- Goal of the exercise -
Select from the data all lines with the word "รายการ".

═══

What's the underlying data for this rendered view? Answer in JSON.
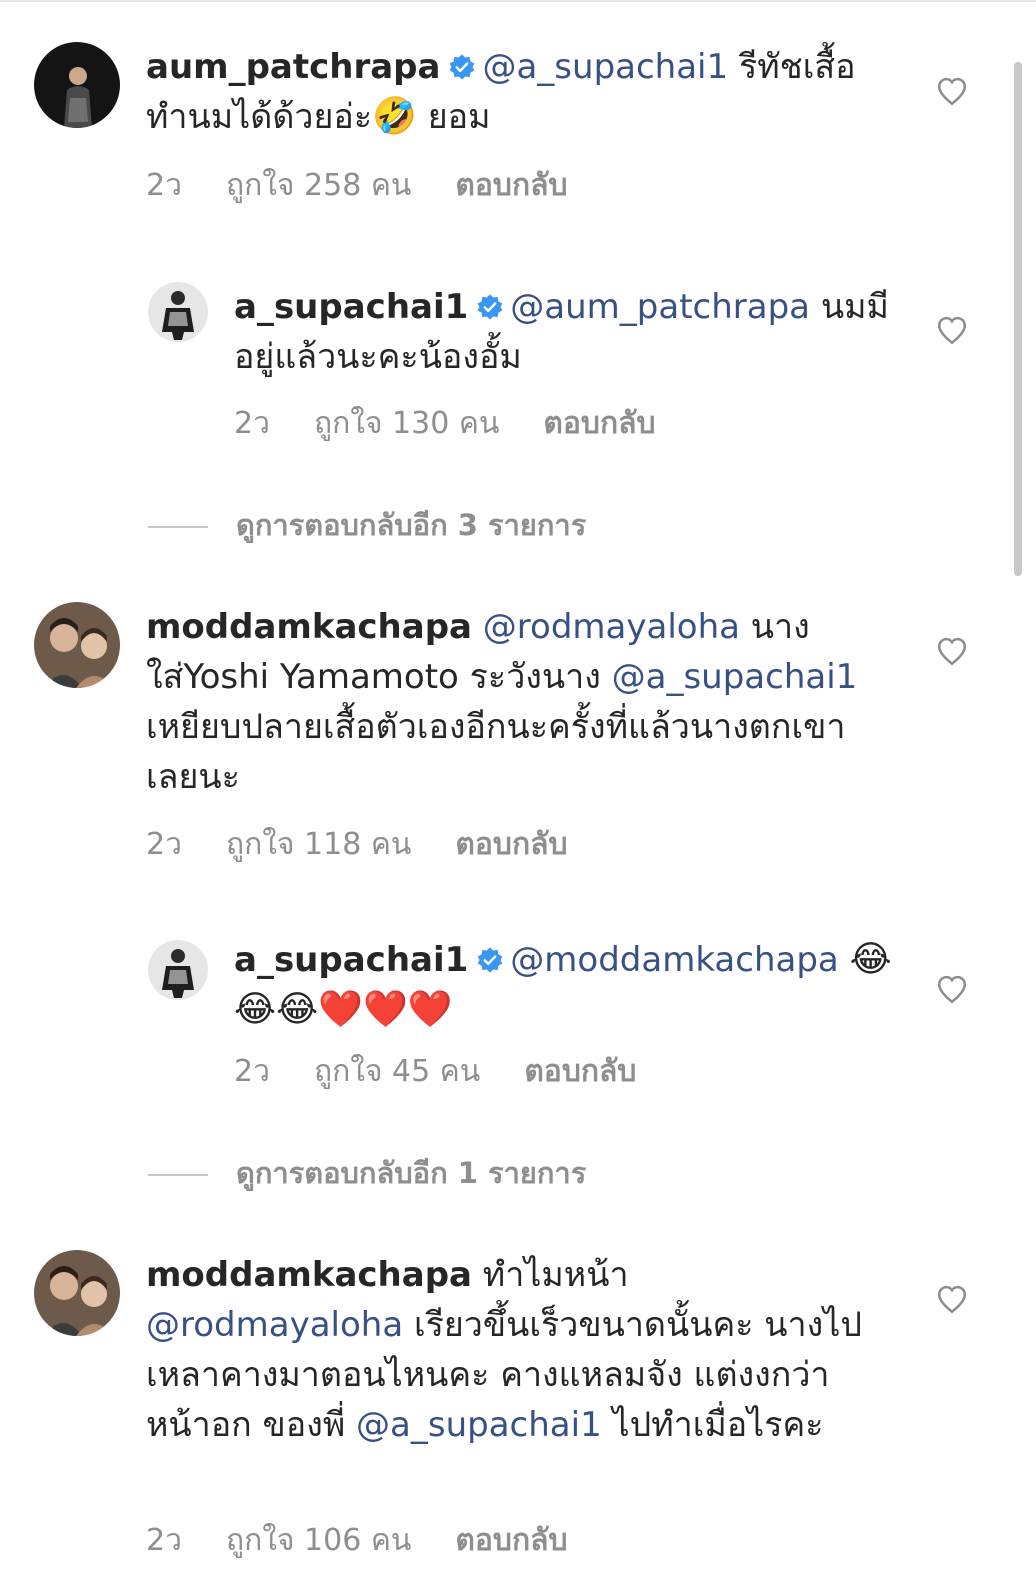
{
  "comments": [
    {
      "username": "aum_patchrapa",
      "verified": true,
      "parts": [
        {
          "t": "mention",
          "v": "@a_supachai1"
        },
        {
          "t": "text",
          "v": " รีทัชเสื้อทำนมได้ด้วยอ่ะ"
        },
        {
          "t": "emoji",
          "v": "🤣"
        },
        {
          "t": "text",
          "v": " ยอม"
        }
      ],
      "time": "2ว",
      "likes": "ถูกใจ 258 คน",
      "reply": "ตอบกลับ"
    },
    {
      "username": "a_supachai1",
      "verified": true,
      "parts": [
        {
          "t": "mention",
          "v": "@aum_patchrapa"
        },
        {
          "t": "text",
          "v": " นมมีอยู่แล้วนะคะน้องอั้ม"
        }
      ],
      "time": "2ว",
      "likes": "ถูกใจ 130 คน",
      "reply": "ตอบกลับ"
    },
    {
      "username": "moddamkachapa",
      "verified": false,
      "parts": [
        {
          "t": "mention",
          "v": "@rodmayaloha"
        },
        {
          "t": "text",
          "v": " นางใส่Yoshi Yamamoto ระวังนาง "
        },
        {
          "t": "mention",
          "v": "@a_supachai1"
        },
        {
          "t": "text",
          "v": " เหยียบปลายเสื้อตัวเองอีกนะครั้งที่แล้วนางตกเขาเลยนะ"
        }
      ],
      "time": "2ว",
      "likes": "ถูกใจ 118 คน",
      "reply": "ตอบกลับ"
    },
    {
      "username": "a_supachai1",
      "verified": true,
      "parts": [
        {
          "t": "mention",
          "v": "@moddamkachapa"
        },
        {
          "t": "text",
          "v": " "
        },
        {
          "t": "emoji",
          "v": "😂😂😂❤️❤️❤️"
        }
      ],
      "time": "2ว",
      "likes": "ถูกใจ 45 คน",
      "reply": "ตอบกลับ"
    },
    {
      "username": "moddamkachapa",
      "verified": false,
      "parts": [
        {
          "t": "text",
          "v": " ทำไมหน้า "
        },
        {
          "t": "mention",
          "v": "@rodmayaloha"
        },
        {
          "t": "text",
          "v": " เรียวขึ้นเร็วขนาดนั้นคะ นางไปเหลาคางมาตอนไหนคะ คางแหลมจัง แต่งงกว่า หน้าอก ของพี่ "
        },
        {
          "t": "mention",
          "v": "@a_supachai1"
        },
        {
          "t": "text",
          "v": " ไปทำเมื่อไรคะ"
        }
      ],
      "time": "2ว",
      "likes": "ถูกใจ 106 คน",
      "reply": "ตอบกลับ"
    }
  ],
  "view_replies": [
    "ดูการตอบกลับอีก 3 รายการ",
    "ดูการตอบกลับอีก 1 รายการ"
  ],
  "colors": {
    "mention": "#385185",
    "verified": "#3897f0",
    "meta": "#8e8e8e"
  },
  "icons": {
    "like": "heart-outline-icon",
    "verified": "verified-badge-icon"
  }
}
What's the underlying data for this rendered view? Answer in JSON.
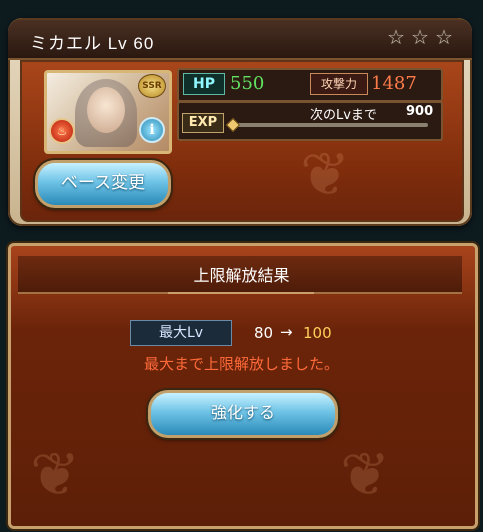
{
  "character": {
    "name_title": "ミカエル Lv 60",
    "stars": [
      "☆",
      "☆",
      "☆"
    ],
    "rarity_badge": "SSR",
    "hp_label": "HP",
    "hp_value": "550",
    "atk_label": "攻撃力",
    "atk_value": "1487",
    "exp_label": "EXP",
    "next_lv_label": "次のLvまで",
    "next_lv_value": "900",
    "exp_progress_fraction": 0
  },
  "buttons": {
    "base_change": "ベース変更",
    "enhance": "強化する"
  },
  "result": {
    "title": "上限解放結果",
    "max_lv_label": "最大Lv",
    "old_lv": "80",
    "arrow": "→",
    "new_lv": "100",
    "message": "最大まで上限解放しました。"
  },
  "icons": {
    "element": "fire-element-icon",
    "info": "info-icon"
  }
}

═══

- Result -
    "ดูการตอบกลับอีก 3 รายการ",
    "ดูการตอบกลับอีก 1 รายการ"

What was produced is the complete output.